In the data below, find each line containing the string "υποβολή" and return it.

--- Start of DATA EXTRACT ---

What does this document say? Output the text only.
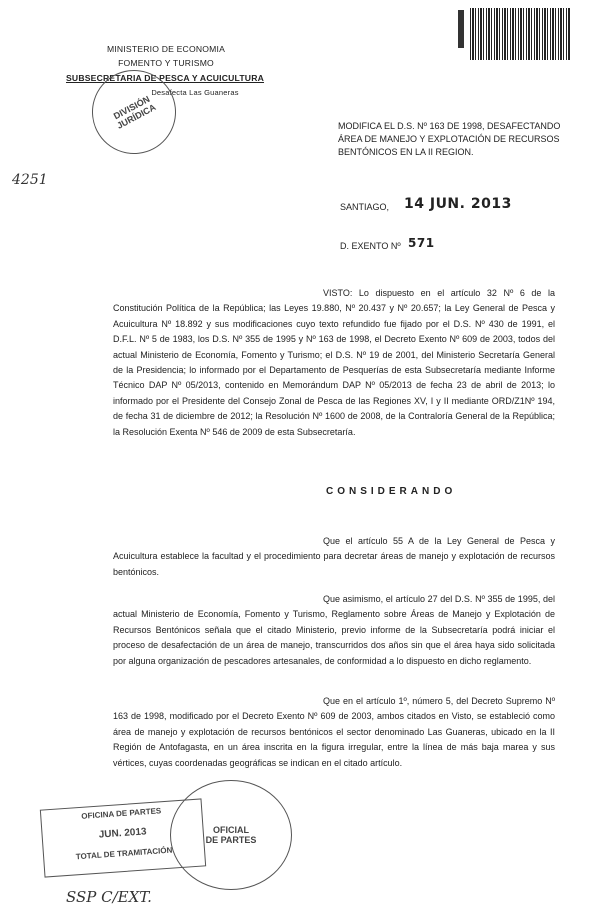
MINISTERIO DE ECONOMIA
FOMENTO Y TURISMO
SUBSECRETARIA DE PESCA Y ACUICULTURA
Desafecta Las Guaneras
DIVISIÓN JURÍDICA
4251
MODIFICA EL D.S. Nº 163 DE 1998, DESAFECTANDO ÁREA DE MANEJO Y EXPLOTACIÓN DE RECURSOS BENTÓNICOS EN LA II REGION.
SANTIAGO, 14 JUN. 2013
D. EXENTO Nº 571
VISTO: Lo dispuesto en el artículo 32 Nº 6 de la Constitución Política de la República; las Leyes 19.880, Nº 20.437 y Nº 20.657; la Ley General de Pesca y Acuicultura Nº 18.892 y sus modificaciones cuyo texto refundido fue fijado por el D.S. Nº 430 de 1991, el D.F.L. Nº 5 de 1983, los D.S. Nº 355 de 1995 y Nº 163 de 1998, el Decreto Exento Nº 609 de 2003, todos del actual Ministerio de Economía, Fomento y Turismo; el D.S. Nº 19 de 2001, del Ministerio Secretaría General de la Presidencia; lo informado por el Departamento de Pesquerías de esta Subsecretaría mediante Informe Técnico DAP Nº 05/2013, contenido en Memorándum DAP Nº 05/2013 de fecha 23 de abril de 2013; lo informado por el Presidente del Consejo Zonal de Pesca de las Regiones XV, I y II mediante ORD/Z1Nº 194, de fecha 31 de diciembre de 2012; la Resolución Nº 1600 de 2008, de la Contraloría General de la República; la Resolución Exenta Nº 546 de 2009 de esta Subsecretaría.
CONSIDERANDO
Que el artículo 55 A de la Ley General de Pesca y Acuicultura establece la facultad y el procedimiento para decretar áreas de manejo y explotación de recursos bentónicos.
Que asimismo, el artículo 27 del D.S. Nº 355 de 1995, del actual Ministerio de Economía, Fomento y Turismo, Reglamento sobre Áreas de Manejo y Explotación de Recursos Bentónicos señala que el citado Ministerio, previo informe de la Subsecretaría podrá iniciar el proceso de desafectación de un área de manejo, transcurridos dos años sin que el área haya sido solicitada por alguna organización de pescadores artesanales, de conformidad a lo dispuesto en dicho reglamento.
Que en el artículo 1º, número 5, del Decreto Supremo Nº 163 de 1998, modificado por el Decreto Exento Nº 609 de 2003, ambos citados en Visto, se estableció como área de manejo y explotación de recursos bentónicos el sector denominado Las Guaneras, ubicado en la II Región de Antofagasta, en un área inscrita en la figura irregular, entre la línea de más baja marea y sus vértices, cuyas coordenadas geográficas se indican en el citado artículo.
OFICINA DE PARTES
JUN. 2013
TOTAL DE TRAMITACIÓN
OFICIAL
DE PARTES
SSP C/EXT.
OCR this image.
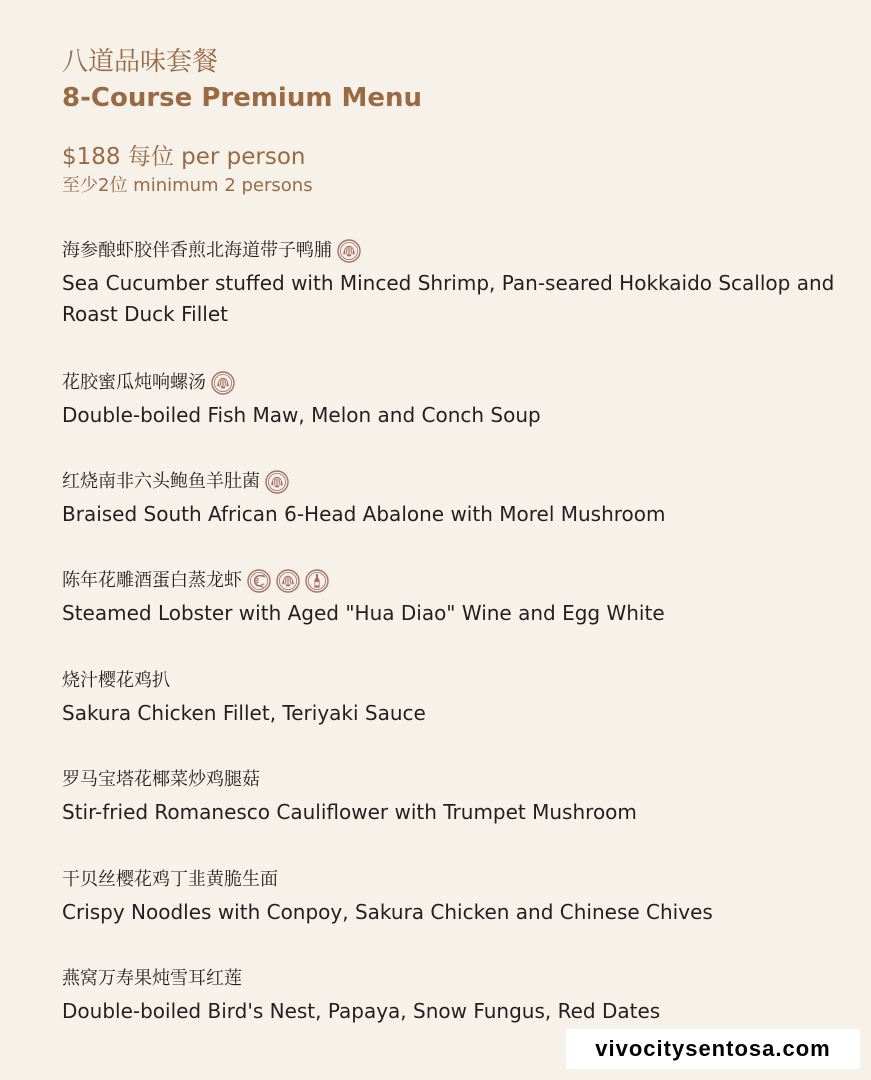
八道品味套餐
8-Course Premium Menu
$188 每位 per person
至少2位 minimum 2 persons
海参酿虾胶伴香煎北海道带子鸭脯
Sea Cucumber stuffed with Minced Shrimp, Pan-seared Hokkaido Scallop and Roast Duck Fillet
花胶蜜瓜炖响螺汤
Double-boiled Fish Maw, Melon and Conch Soup
红烧南非六头鲍鱼羊肚菌
Braised South African 6-Head Abalone with Morel Mushroom
陈年花雕酒蛋白蒸龙虾
Steamed Lobster with Aged "Hua Diao" Wine and Egg White
烧汁樱花鸡扒
Sakura Chicken Fillet, Teriyaki Sauce
罗马宝塔花椰菜炒鸡腿菇
Stir-fried Romanesco Cauliflower with Trumpet Mushroom
干贝丝樱花鸡丁韭黄脆生面
Crispy Noodles with Conpoy, Sakura Chicken and Chinese Chives
燕窝万寿果炖雪耳红莲
Double-boiled Bird's Nest, Papaya, Snow Fungus, Red Dates
vivocitysentosa.com
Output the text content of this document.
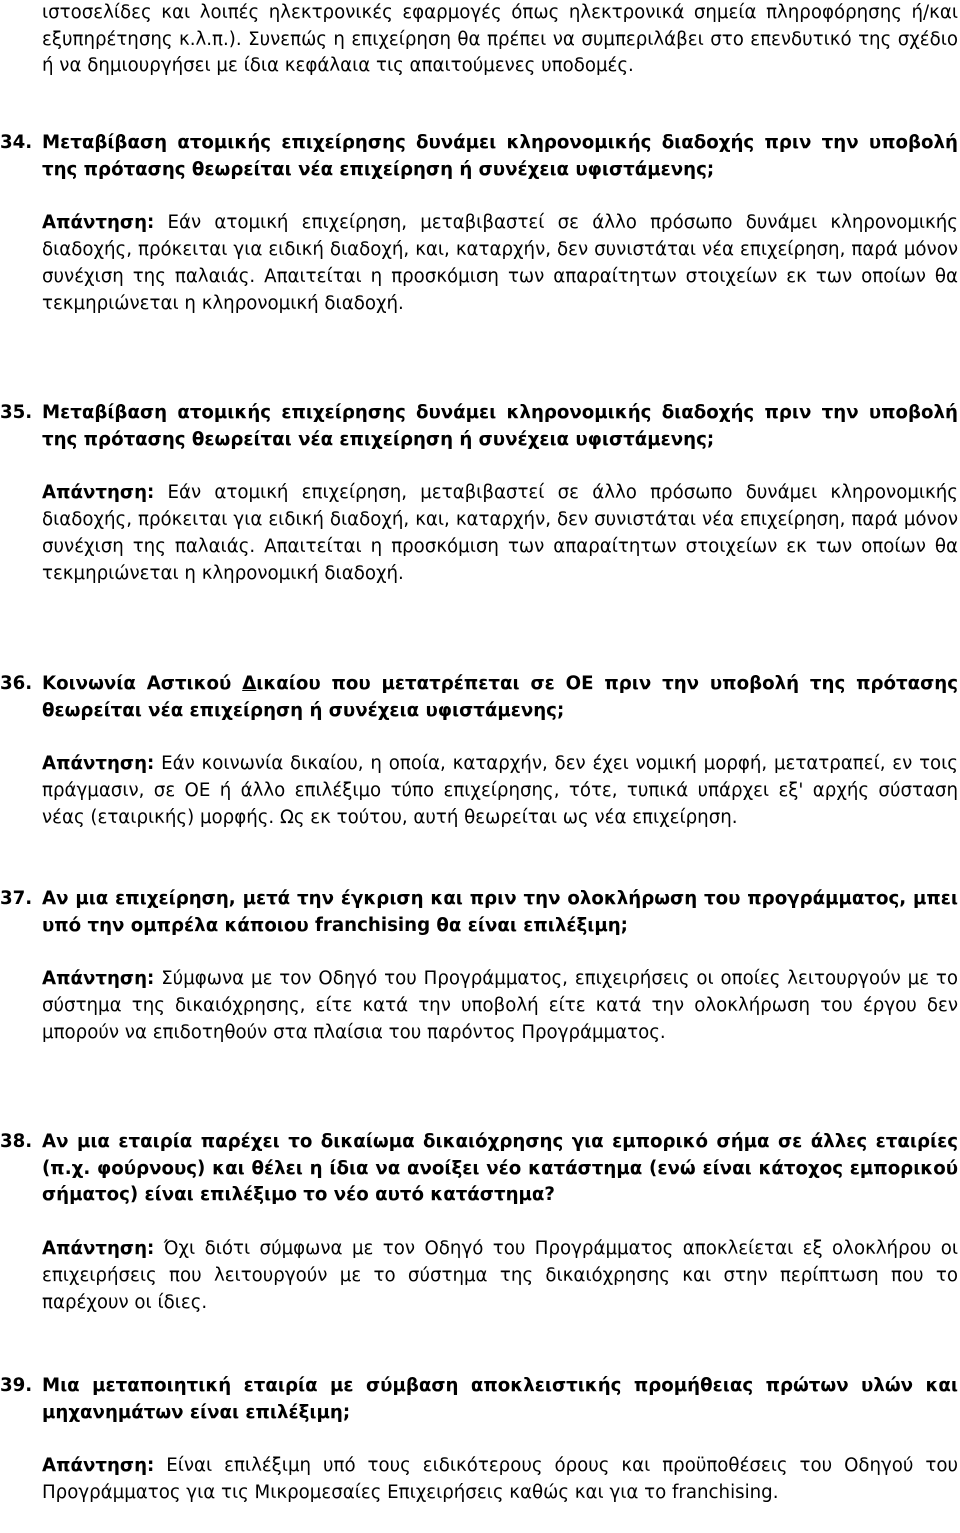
ιστοσελίδες και λοιπές ηλεκτρονικές εφαρμογές όπως ηλεκτρονικά σημεία πληροφόρησης ή/και εξυπηρέτησης κ.λ.π.). Συνεπώς η επιχείρηση θα πρέπει να συμπεριλάβει στο επενδυτικό της σχέδιο ή να δημιουργήσει με ίδια κεφάλαια τις απαιτούμενες υποδομές.

34. Μεταβίβαση ατομικής επιχείρησης δυνάμει κληρονομικής διαδοχής πριν την υποβολή της πρότασης θεωρείται νέα επιχείρηση ή συνέχεια υφιστάμενης;

Απάντηση: Εάν ατομική επιχείρηση, μεταβιβαστεί σε άλλο πρόσωπο δυνάμει κληρονομικής διαδοχής, πρόκειται για ειδική διαδοχή, και, καταρχήν, δεν συνιστάται νέα επιχείρηση, παρά μόνον συνέχιση της παλαιάς. Απαιτείται η προσκόμιση των απαραίτητων στοιχείων εκ των οποίων θα τεκμηριώνεται η κληρονομική διαδοχή.

35. Μεταβίβαση ατομικής επιχείρησης δυνάμει κληρονομικής διαδοχής πριν την υποβολή της πρότασης θεωρείται νέα επιχείρηση ή συνέχεια υφιστάμενης;

Απάντηση: Εάν ατομική επιχείρηση, μεταβιβαστεί σε άλλο πρόσωπο δυνάμει κληρονομικής διαδοχής, πρόκειται για ειδική διαδοχή, και, καταρχήν, δεν συνιστάται νέα επιχείρηση, παρά μόνον συνέχιση της παλαιάς. Απαιτείται η προσκόμιση των απαραίτητων στοιχείων εκ των οποίων θα τεκμηριώνεται η κληρονομική διαδοχή.

36. Κοινωνία Αστικού Δικαίου που μετατρέπεται σε ΟΕ πριν την υποβολή της πρότασης θεωρείται νέα επιχείρηση ή συνέχεια υφιστάμενης;

Απάντηση: Εάν κοινωνία δικαίου, η οποία, καταρχήν, δεν έχει νομική μορφή, μετατραπεί, εν τοις πράγμασιν, σε ΟΕ ή άλλο επιλέξιμο τύπο επιχείρησης, τότε, τυπικά υπάρχει εξ' αρχής σύσταση νέας (εταιρικής) μορφής. Ως εκ τούτου, αυτή θεωρείται ως νέα επιχείρηση.

37. Αν μια επιχείρηση, μετά την έγκριση και πριν την ολοκλήρωση του προγράμματος, μπει υπό την ομπρέλα κάποιου franchising θα είναι επιλέξιμη;

Απάντηση: Σύμφωνα με τον Οδηγό του Προγράμματος, επιχειρήσεις οι οποίες λειτουργούν με το σύστημα της δικαιόχρησης, είτε κατά την υποβολή είτε κατά την ολοκλήρωση του έργου δεν μπορούν να επιδοτηθούν στα πλαίσια του παρόντος Προγράμματος.

38. Αν μια εταιρία παρέχει το δικαίωμα δικαιόχρησης για εμπορικό σήμα σε άλλες εταιρίες (π.χ. φούρνους) και θέλει η ίδια να ανοίξει νέο κατάστημα (ενώ είναι κάτοχος εμπορικού σήματος) είναι επιλέξιμο το νέο αυτό κατάστημα?

Απάντηση: Όχι διότι σύμφωνα με τον Οδηγό του Προγράμματος αποκλείεται εξ ολοκλήρου οι επιχειρήσεις που λειτουργούν με το σύστημα της δικαιόχρησης και στην περίπτωση που το παρέχουν οι ίδιες.

39. Μια μεταποιητική εταιρία με σύμβαση αποκλειστικής προμήθειας πρώτων υλών και μηχανημάτων είναι επιλέξιμη;

Απάντηση: Είναι επιλέξιμη υπό τους ειδικότερους όρους και προϋποθέσεις του Οδηγού του Προγράμματος για τις Μικρομεσαίες Επιχειρήσεις καθώς και για το franchising.
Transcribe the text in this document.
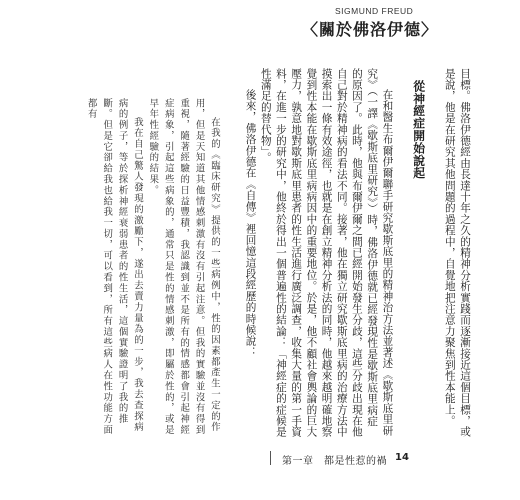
SIGMUND FREUD
〈關於佛洛伊德〉

目標。佛洛伊德經由長達十年之久的精神分析實踐而逐漸接近這個目標，或是說，他是在研究其他問題的過程中，自覺地把注意力聚焦到性本能上。

從神經症開始說起

在和醫生布爾伊爾聯手研究歇斯底里的精神治方法並著述《歇斯底里研究》（一譯《歇斯底里研究》）時，佛洛伊德就已經發現性是歇斯底里病症的原因了。此時，他與布爾伊爾之間已經開始發生分歧，這些分歧出現在他自己對於精神病的看法不同。接著，他在獨立研究歇斯底里病的治療方法中摸索出一條有效途徑，也就是在創立精神分析法的同時，他越來越明確地察覺到性本能在歇斯底里病病因中的重要地位。於是，他不顧社會輿論的巨大壓力，孰意地對歇斯底里患者的性生活進行廣泛調查，收集大量的第一手資料，在進一步的研究中，他終於得出一個普遍性的結論：「神經症的症候是性滿足的替代物」。

後來，佛洛伊德在《自傳》裡回憶這段經歷的時候說：

在我的《臨床研究》提供的一些病例中，性的因素都產生一定的作用，但是天知道其他情感刺激有沒有引起注意。但我的實驗並沒有得到重視，隨著經驗的日益豐積，我認識到並不是所有的情感都會引起神經症病象，引起這些病象的，通常只是性的情感刺激，即屬於性的，或是早年性經驗的結果。

我在自己驚人發現的激勵下，遂出去賣力量為的一步，我去查探病病的例子，等於探析神經衰弱患者的性生活，這個實驗證明了我的推斷。但是它卻給我也給我一切，可以看到，所有這些病人在性功能方面都有

第一章　都是性惹的禍 14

--- End of DATA EXTRACT ---

WORKED ANSWER —
34. Μεταβίβαση ατομικής επιχείρησης δυνάμει κληρονομικής διαδοχής πριν την υποβολή της πρότασης θεωρείται νέα επιχείρηση ή συνέχεια υφιστάμενης;
35. Μεταβίβαση ατομικής επιχείρησης δυνάμει κληρονομικής διαδοχής πριν την υποβολή της πρότασης θεωρείται νέα επιχείρηση ή συνέχεια υφιστάμενης;
36. Κοινωνία Αστικού Δικαίου που μετατρέπεται σε ΟΕ πριν την υποβολή της πρότασης θεωρείται νέα επιχείρηση ή συνέχεια υφιστάμενης;
Απάντηση: Σύμφωνα με τον Οδηγό του Προγράμματος, επιχειρήσεις οι οποίες λειτουργούν με το σύστημα της δικαιόχρησης, είτε κατά την υποβολή είτε κατά την ολοκλήρωση του έργου δεν μπορούν να επιδοτηθούν στα πλαίσια του παρόντος Προγράμματος.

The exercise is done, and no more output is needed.